- _What to do_
Repeat every entry in the listing below, exactly.

- _Material for this task_

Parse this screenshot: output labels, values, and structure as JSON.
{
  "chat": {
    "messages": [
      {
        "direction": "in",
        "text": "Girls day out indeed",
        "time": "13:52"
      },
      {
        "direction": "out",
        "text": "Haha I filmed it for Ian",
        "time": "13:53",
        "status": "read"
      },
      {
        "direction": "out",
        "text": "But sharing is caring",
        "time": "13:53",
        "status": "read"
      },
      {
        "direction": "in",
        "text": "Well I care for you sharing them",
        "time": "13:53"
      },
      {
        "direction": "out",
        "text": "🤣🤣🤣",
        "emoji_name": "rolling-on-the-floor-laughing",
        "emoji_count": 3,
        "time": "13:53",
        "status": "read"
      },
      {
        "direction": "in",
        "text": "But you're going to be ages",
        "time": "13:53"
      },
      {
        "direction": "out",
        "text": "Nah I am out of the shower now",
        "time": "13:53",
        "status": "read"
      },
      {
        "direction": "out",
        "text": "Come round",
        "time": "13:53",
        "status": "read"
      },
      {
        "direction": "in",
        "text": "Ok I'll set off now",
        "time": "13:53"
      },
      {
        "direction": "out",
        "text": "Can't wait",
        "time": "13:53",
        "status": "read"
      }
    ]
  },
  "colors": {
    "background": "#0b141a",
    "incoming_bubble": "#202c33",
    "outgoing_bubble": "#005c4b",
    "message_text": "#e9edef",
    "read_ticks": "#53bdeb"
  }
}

- _Exercise solution_
Parse this screenshot: output labels, values, and structure as JSON.
{
  "chat": {
    "messages": [
      {
        "direction": "in",
        "text": "Girls day out indeed",
        "time": "13:52"
      },
      {
        "direction": "out",
        "text": "Haha I filmed it for Ian",
        "time": "13:53",
        "status": "read"
      },
      {
        "direction": "out",
        "text": "But sharing is caring",
        "time": "13:53",
        "status": "read"
      },
      {
        "direction": "in",
        "text": "Well I care for you sharing them",
        "time": "13:53"
      },
      {
        "direction": "out",
        "text": "🤣🤣🤣",
        "emoji_name": "rolling-on-the-floor-laughing",
        "emoji_count": 3,
        "time": "13:53",
        "status": "read"
      },
      {
        "direction": "in",
        "text": "But you're going to be ages",
        "time": "13:53"
      },
      {
        "direction": "out",
        "text": "Nah I am out of the shower now",
        "time": "13:53",
        "status": "read"
      },
      {
        "direction": "out",
        "text": "Come round",
        "time": "13:53",
        "status": "read"
      },
      {
        "direction": "in",
        "text": "Ok I'll set off now",
        "time": "13:53"
      },
      {
        "direction": "out",
        "text": "Can't wait",
        "time": "13:53",
        "status": "read"
      }
    ]
  },
  "colors": {
    "background": "#0b141a",
    "incoming_bubble": "#202c33",
    "outgoing_bubble": "#005c4b",
    "message_text": "#e9edef",
    "read_ticks": "#53bdeb"
  }
}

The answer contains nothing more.